▸ **TASK GOAL**: Write out the listing below without alteration, omitting its pictures.

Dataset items
* start *

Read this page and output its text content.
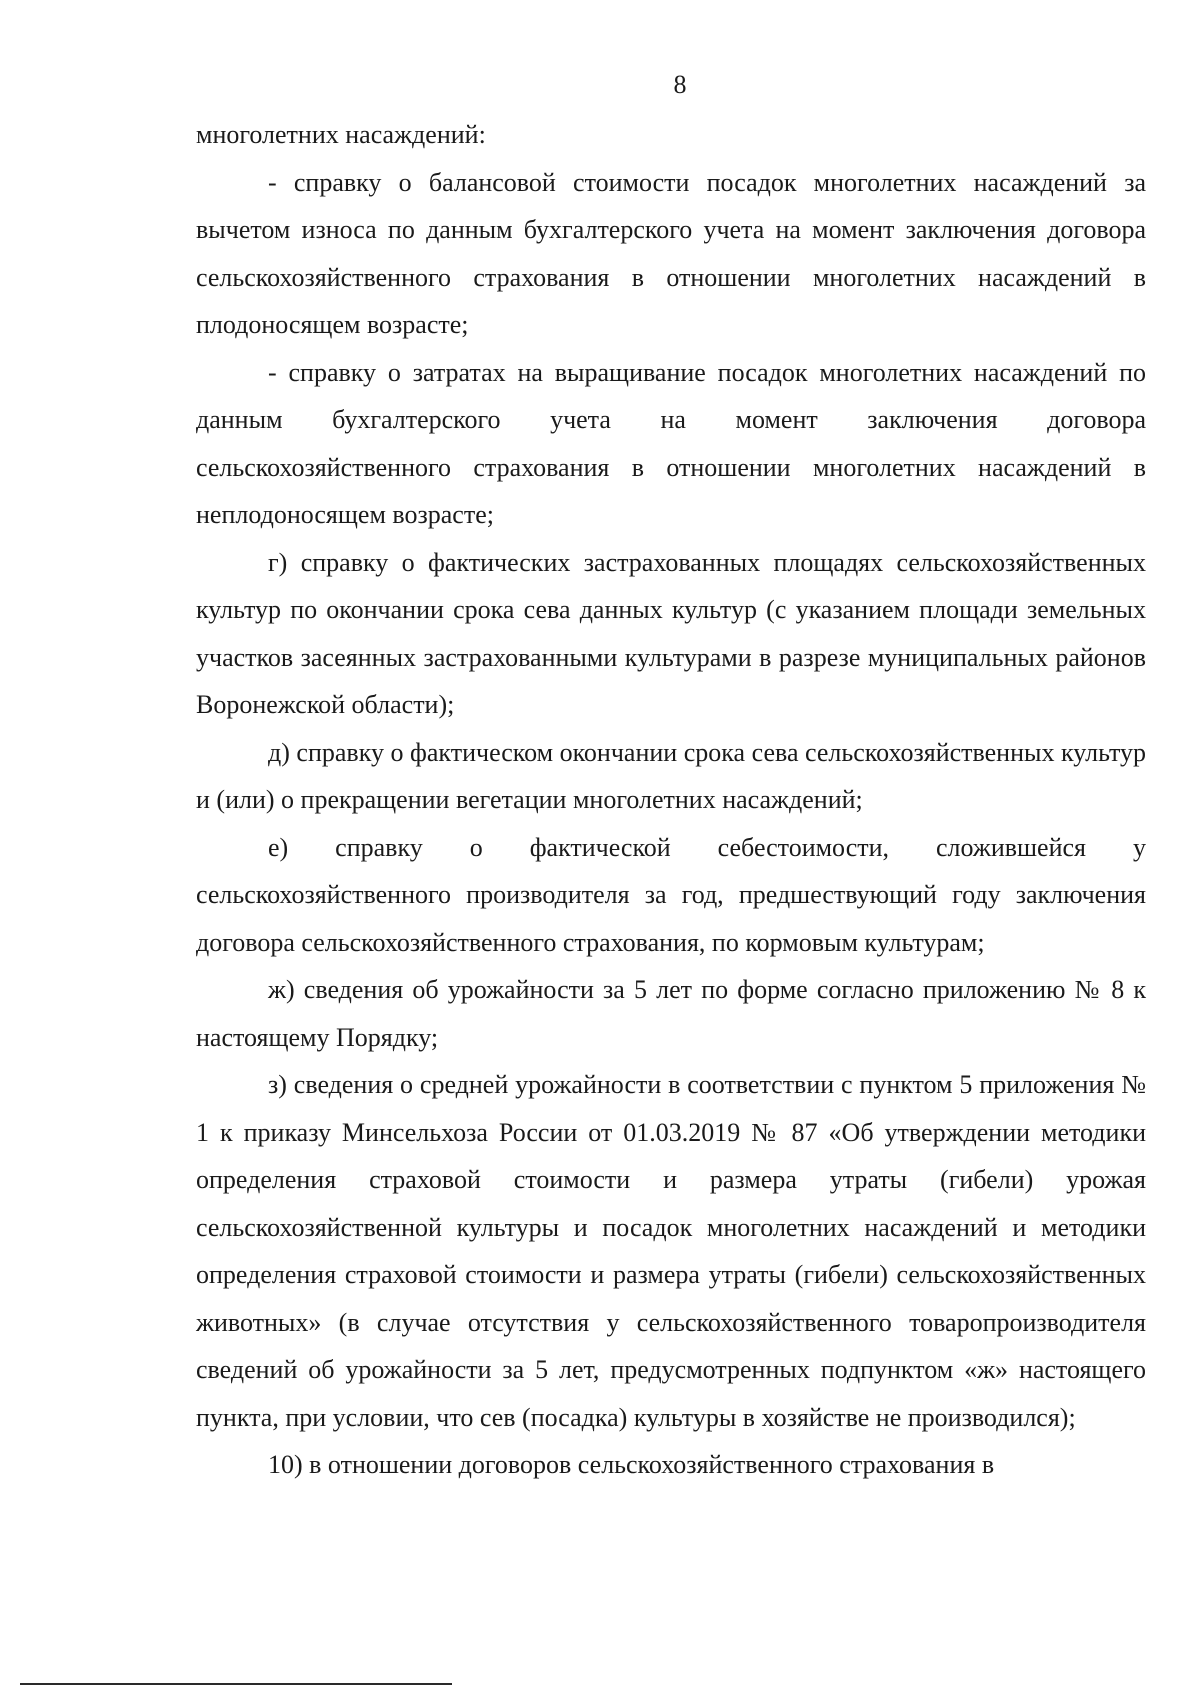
8

многолетних насаждений:

- справку о балансовой стоимости посадок многолетних насаждений за вычетом износа по данным бухгалтерского учета на момент заключения договора сельскохозяйственного страхования в отношении многолетних насаждений в плодоносящем возрасте;

- справку о затратах на выращивание посадок многолетних насаждений по данным бухгалтерского учета на момент заключения договора сельскохозяйственного страхования в отношении многолетних насаждений в неплодоносящем возрасте;

г) справку о фактических застрахованных площадях сельскохозяйственных культур по окончании срока сева данных культур (с указанием площади земельных участков засеянных застрахованными культурами в разрезе муниципальных районов Воронежской области);

д) справку о фактическом окончании срока сева сельскохозяйственных культур и (или) о прекращении вегетации многолетних насаждений;

е) справку о фактической себестоимости, сложившейся у сельскохозяйственного производителя за год, предшествующий году заключения договора сельскохозяйственного страхования, по кормовым культурам;

ж) сведения об урожайности за 5 лет по форме согласно приложению № 8 к настоящему Порядку;

з) сведения о средней урожайности в соответствии с пунктом 5 приложения № 1 к приказу Минсельхоза России от 01.03.2019 № 87 «Об утверждении методики определения страховой стоимости и размера утраты (гибели) урожая сельскохозяйственной культуры и посадок многолетних насаждений и методики определения страховой стоимости и размера утраты (гибели) сельскохозяйственных животных» (в случае отсутствия у сельскохозяйственного товаропроизводителя сведений об урожайности за 5 лет, предусмотренных подпунктом «ж» настоящего пункта, при условии, что сев (посадка) культуры в хозяйстве не производился);

10) в отношении договоров сельскохозяйственного страхования в
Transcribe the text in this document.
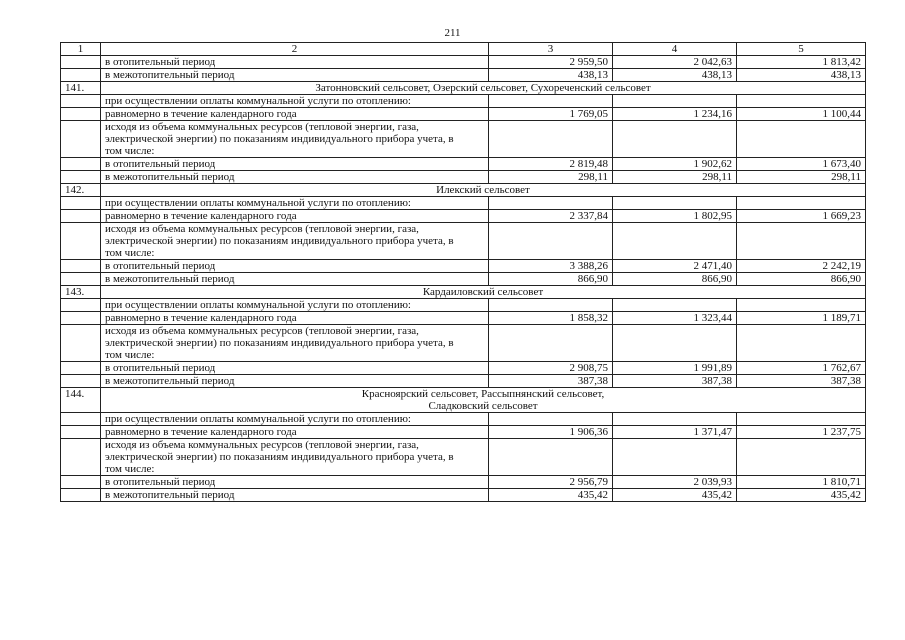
211
1	2	3	4	5
	в отопительный период	2 959,50	2 042,63	1 813,42
	в межотопительный период	438,13	438,13	438,13
141.	Затонновский сельсовет, Озерский сельсовет, Сухореченский сельсовет			

	при осуществлении оплаты коммунальной услуги по отоплению:			
	равномерно в течение календарного года	1 769,05	1 234,16	1 100,44
	исходя из объема коммунальных ресурсов (тепловой энергии, газа, электрической энергии) по показаниям индивидуального прибора учета, в том числе:			
	в отопительный период	2 819,48	1 902,62	1 673,40
	в межотопительный период	298,11	298,11	298,11
142.	Илекский сельсовет			

	при осуществлении оплаты коммунальной услуги по отоплению:			
	равномерно в течение календарного года	2 337,84	1 802,95	1 669,23
	исходя из объема коммунальных ресурсов (тепловой энергии, газа, электрической энергии) по показаниям индивидуального прибора учета, в том числе:			
	в отопительный период	3 388,26	2 471,40	2 242,19
	в межотопительный период	866,90	866,90	866,90
143.	Кардаиловский сельсовет			

	при осуществлении оплаты коммунальной услуги по отоплению:			
	равномерно в течение календарного года	1 858,32	1 323,44	1 189,71
	исходя из объема коммунальных ресурсов (тепловой энергии, газа, электрической энергии) по показаниям индивидуального прибора учета, в том числе:			
	в отопительный период	2 908,75	1 991,89	1 762,67
	в межотопительный период	387,38	387,38	387,38
144.	Красноярский сельсовет, Рассыпнянский сельсовет,
Сладковский сельсовет			

	при осуществлении оплаты коммунальной услуги по отоплению:			
	равномерно в течение календарного года	1 906,36	1 371,47	1 237,75
	исходя из объема коммунальных ресурсов (тепловой энергии, газа, электрической энергии) по показаниям индивидуального прибора учета, в том числе:			
	в отопительный период	2 956,79	2 039,93	1 810,71
	в межотопительный период	435,42	435,42	435,42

* end *

▸ **TASK OUTPUT**:
Read this page and output its text content.
8

многолетних насаждений:

- справку о балансовой стоимости посадок многолетних насаждений за вычетом износа по данным бухгалтерского учета на момент заключения договора сельскохозяйственного страхования в отношении многолетних насаждений в плодоносящем возрасте;

- справку о затратах на выращивание посадок многолетних насаждений по данным бухгалтерского учета на момент заключения договора сельскохозяйственного страхования в отношении многолетних насаждений в неплодоносящем возрасте;

г) справку о фактических застрахованных площадях сельскохозяйственных культур по окончании срока сева данных культур (с указанием площади земельных участков засеянных застрахованными культурами в разрезе муниципальных районов Воронежской области);

д) справку о фактическом окончании срока сева сельскохозяйственных культур и (или) о прекращении вегетации многолетних насаждений;

е) справку о фактической себестоимости, сложившейся у сельскохозяйственного производителя за год, предшествующий году заключения договора сельскохозяйственного страхования, по кормовым культурам;

ж) сведения об урожайности за 5 лет по форме согласно приложению № 8 к настоящему Порядку;

з) сведения о средней урожайности в соответствии с пунктом 5 приложения № 1 к приказу Минсельхоза России от 01.03.2019 № 87 «Об утверждении методики определения страховой стоимости и размера утраты (гибели) урожая сельскохозяйственной культуры и посадок многолетних насаждений и методики определения страховой стоимости и размера утраты (гибели) сельскохозяйственных животных» (в случае отсутствия у сельскохозяйственного товаропроизводителя сведений об урожайности за 5 лет, предусмотренных подпунктом «ж» настоящего пункта, при условии, что сев (посадка) культуры в хозяйстве не производился);

10) в отношении договоров сельскохозяйственного страхования в
Transcribe the text in this document.
211
1	2	3	4	5
	в отопительный период	2 959,50	2 042,63	1 813,42
	в межотопительный период	438,13	438,13	438,13
141.	Затонновский сельсовет, Озерский сельсовет, Сухореченский сельсовет			

	при осуществлении оплаты коммунальной услуги по отоплению:			
	равномерно в течение календарного года	1 769,05	1 234,16	1 100,44
	исходя из объема коммунальных ресурсов (тепловой энергии, газа, электрической энергии) по показаниям индивидуального прибора учета, в том числе:			
	в отопительный период	2 819,48	1 902,62	1 673,40
	в межотопительный период	298,11	298,11	298,11
142.	Илекский сельсовет			

	при осуществлении оплаты коммунальной услуги по отоплению:			
	равномерно в течение календарного года	2 337,84	1 802,95	1 669,23
	исходя из объема коммунальных ресурсов (тепловой энергии, газа, электрической энергии) по показаниям индивидуального прибора учета, в том числе:			
	в отопительный период	3 388,26	2 471,40	2 242,19
	в межотопительный период	866,90	866,90	866,90
143.	Кардаиловский сельсовет			

	при осуществлении оплаты коммунальной услуги по отоплению:			
	равномерно в течение календарного года	1 858,32	1 323,44	1 189,71
	исходя из объема коммунальных ресурсов (тепловой энергии, газа, электрической энергии) по показаниям индивидуального прибора учета, в том числе:			
	в отопительный период	2 908,75	1 991,89	1 762,67
	в межотопительный период	387,38	387,38	387,38
144.	Красноярский сельсовет, Рассыпнянский сельсовет,
Сладковский сельсовет			

	при осуществлении оплаты коммунальной услуги по отоплению:			
	равномерно в течение календарного года	1 906,36	1 371,47	1 237,75
	исходя из объема коммунальных ресурсов (тепловой энергии, газа, электрической энергии) по показаниям индивидуального прибора учета, в том числе:			
	в отопительный период	2 956,79	2 039,93	1 810,71
	в межотопительный период	435,42	435,42	435,42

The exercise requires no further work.